§ **Problem details**:
Identify every line in the records below that contains the word "name", and reproduce each one.

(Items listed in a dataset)
· · · · ·
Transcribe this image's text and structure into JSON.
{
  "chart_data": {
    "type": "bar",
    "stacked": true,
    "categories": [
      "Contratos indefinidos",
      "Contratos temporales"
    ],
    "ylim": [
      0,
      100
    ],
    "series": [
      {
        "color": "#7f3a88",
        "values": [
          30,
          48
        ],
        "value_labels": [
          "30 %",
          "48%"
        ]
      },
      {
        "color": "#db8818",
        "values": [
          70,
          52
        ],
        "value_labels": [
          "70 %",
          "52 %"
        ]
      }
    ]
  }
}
· · · · ·
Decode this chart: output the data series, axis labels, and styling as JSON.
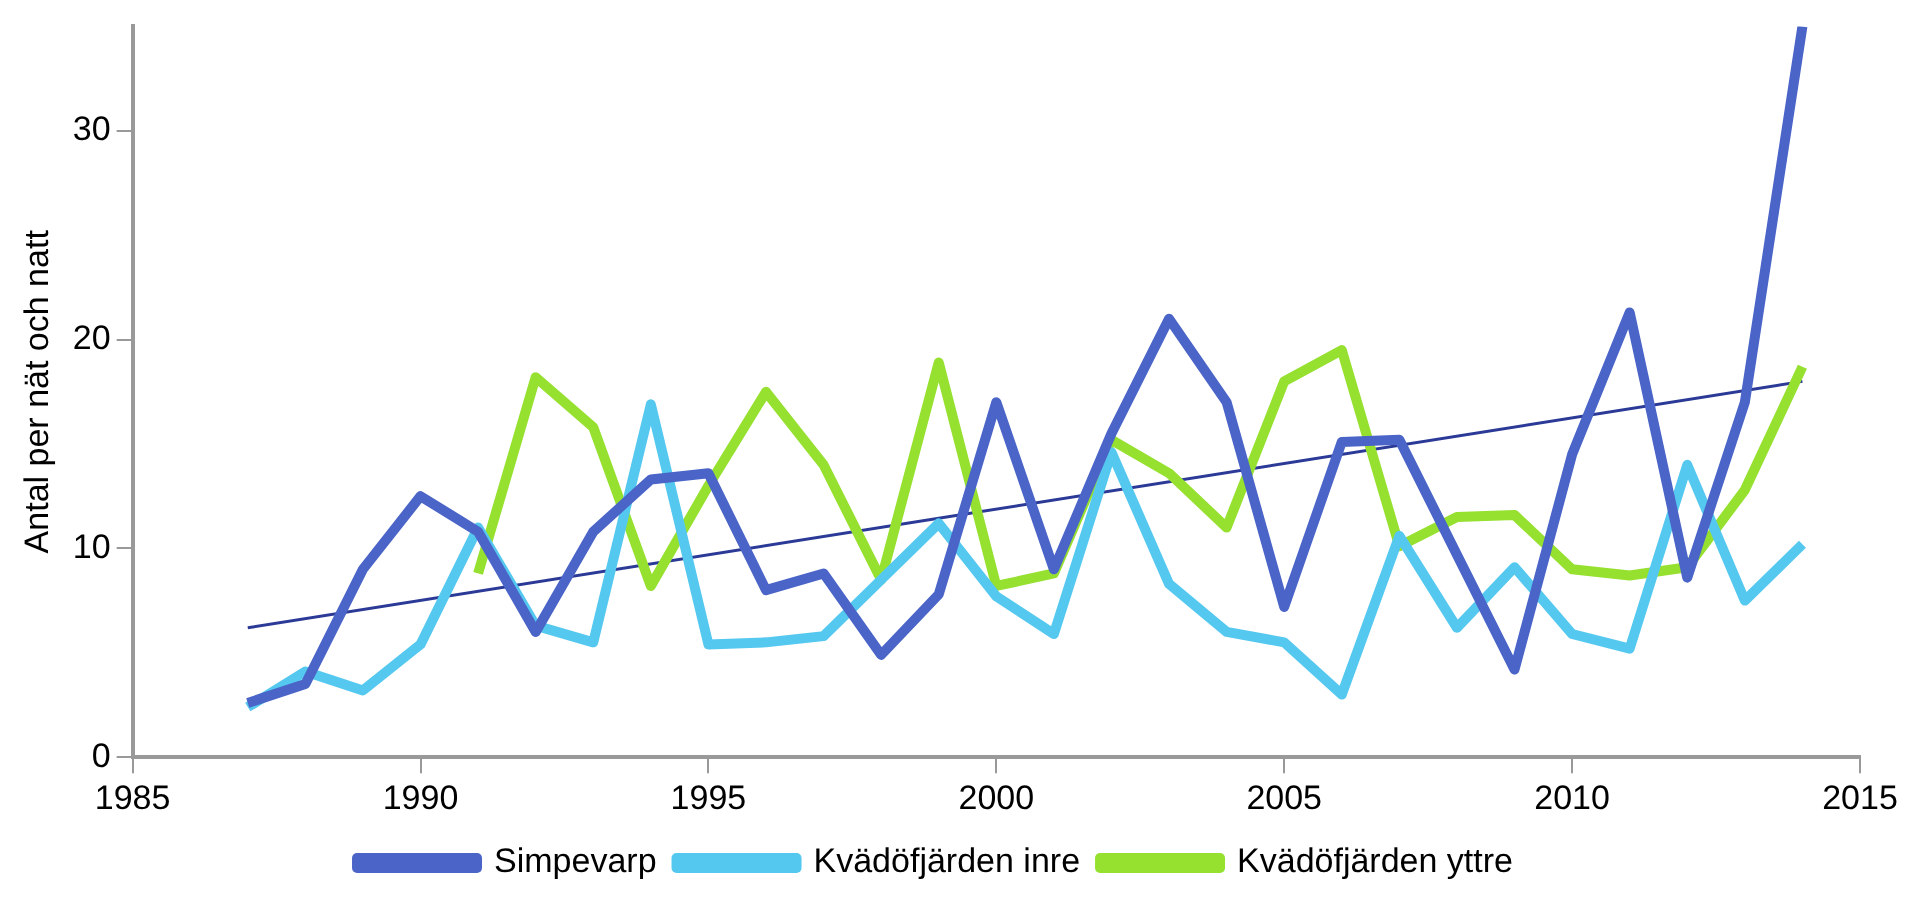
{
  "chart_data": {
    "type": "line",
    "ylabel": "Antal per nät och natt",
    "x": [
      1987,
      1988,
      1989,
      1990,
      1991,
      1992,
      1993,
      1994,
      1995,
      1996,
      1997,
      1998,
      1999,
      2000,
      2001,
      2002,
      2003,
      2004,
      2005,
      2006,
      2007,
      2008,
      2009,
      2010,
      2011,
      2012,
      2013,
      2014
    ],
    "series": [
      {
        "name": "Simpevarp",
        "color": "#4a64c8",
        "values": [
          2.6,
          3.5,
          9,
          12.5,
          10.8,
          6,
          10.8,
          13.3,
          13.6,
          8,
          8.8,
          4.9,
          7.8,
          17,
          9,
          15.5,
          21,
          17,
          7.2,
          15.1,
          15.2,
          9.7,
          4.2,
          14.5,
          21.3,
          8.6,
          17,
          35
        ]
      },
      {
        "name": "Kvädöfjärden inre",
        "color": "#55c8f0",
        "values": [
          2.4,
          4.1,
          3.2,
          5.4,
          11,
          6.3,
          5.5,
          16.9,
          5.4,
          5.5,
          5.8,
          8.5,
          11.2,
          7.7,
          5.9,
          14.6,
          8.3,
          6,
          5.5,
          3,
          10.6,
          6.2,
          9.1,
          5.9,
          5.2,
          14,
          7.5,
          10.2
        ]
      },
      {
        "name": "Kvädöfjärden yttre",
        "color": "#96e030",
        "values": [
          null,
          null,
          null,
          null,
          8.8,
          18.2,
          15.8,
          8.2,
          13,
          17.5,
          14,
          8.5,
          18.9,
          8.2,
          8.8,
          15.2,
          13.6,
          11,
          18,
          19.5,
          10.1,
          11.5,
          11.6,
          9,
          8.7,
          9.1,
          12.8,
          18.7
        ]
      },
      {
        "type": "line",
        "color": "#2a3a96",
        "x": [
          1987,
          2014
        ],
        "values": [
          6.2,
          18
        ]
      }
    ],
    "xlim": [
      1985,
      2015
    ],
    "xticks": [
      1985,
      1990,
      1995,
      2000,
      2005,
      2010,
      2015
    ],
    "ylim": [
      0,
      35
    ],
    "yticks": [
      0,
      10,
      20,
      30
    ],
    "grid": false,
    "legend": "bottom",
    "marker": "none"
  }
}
· · · · ·
§ **Expected answer**:
        "name": "Simpevarp",
        "name": "Kvädöfjärden inre",
        "name": "Kvädöfjärden yttre",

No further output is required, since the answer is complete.